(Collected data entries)
+ + +

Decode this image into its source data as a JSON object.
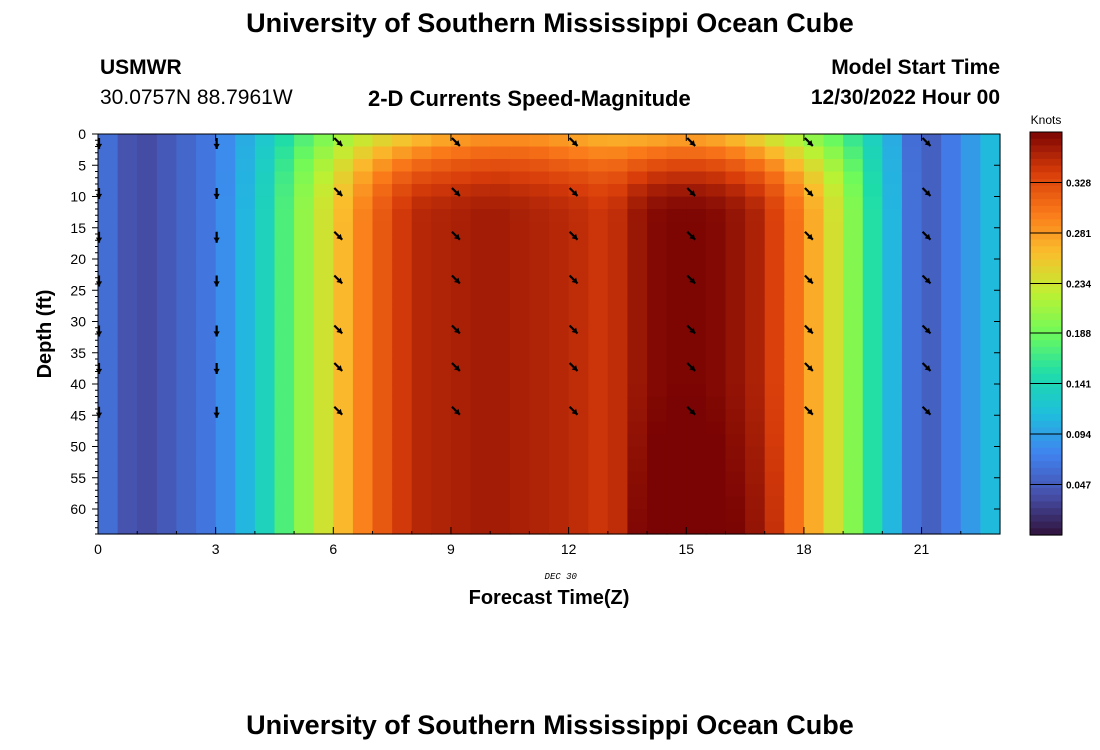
{
  "page": {
    "title": "University of Southern Mississippi Ocean Cube",
    "bottom_title": "University of Southern Mississippi Ocean Cube",
    "station": "USMWR",
    "coords": "30.0757N  88.7961W",
    "subtitle": "2-D Currents Speed-Magnitude",
    "model_start_label": "Model Start Time",
    "model_start_value": "12/30/2022 Hour 00",
    "date_label": "DEC 30"
  },
  "chart_data": {
    "type": "heatmap",
    "title": "2-D Currents Speed-Magnitude",
    "xlabel": "Forecast Time(Z)",
    "ylabel": "Depth (ft)",
    "x_ticks": [
      0,
      3,
      6,
      9,
      12,
      15,
      18,
      21
    ],
    "y_ticks": [
      0,
      5,
      10,
      15,
      20,
      25,
      30,
      35,
      40,
      45,
      50,
      55,
      60
    ],
    "xlim": [
      0,
      23
    ],
    "ylim": [
      0,
      64
    ],
    "colorbar": {
      "label": "Knots",
      "ticks": [
        0.047,
        0.094,
        0.141,
        0.188,
        0.234,
        0.281,
        0.328
      ],
      "range": [
        0.0,
        0.375
      ]
    },
    "speed_by_hour": [
      0.07,
      0.03,
      0.05,
      0.07,
      0.12,
      0.19,
      0.25,
      0.31,
      0.35,
      0.355,
      0.36,
      0.355,
      0.35,
      0.34,
      0.37,
      0.375,
      0.37,
      0.35,
      0.29,
      0.22,
      0.13,
      0.04,
      0.08,
      0.12
    ],
    "surface_speed_by_hour": [
      0.07,
      0.03,
      0.05,
      0.07,
      0.11,
      0.16,
      0.2,
      0.23,
      0.25,
      0.27,
      0.28,
      0.28,
      0.27,
      0.26,
      0.26,
      0.27,
      0.26,
      0.23,
      0.2,
      0.17,
      0.12,
      0.04,
      0.08,
      0.12
    ],
    "vectors": {
      "hours": [
        0,
        3,
        6,
        9,
        12,
        15,
        18,
        21
      ],
      "depths": [
        0,
        8,
        15,
        22,
        30,
        36,
        43
      ],
      "direction": [
        "S",
        "S",
        "SE",
        "SE",
        "SE",
        "SE",
        "SE",
        "SE"
      ]
    }
  }
}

+ + +

Brief
Count how many lines in the data above hold the string "Cube", and give the number with no other words.

Response to this exercise
2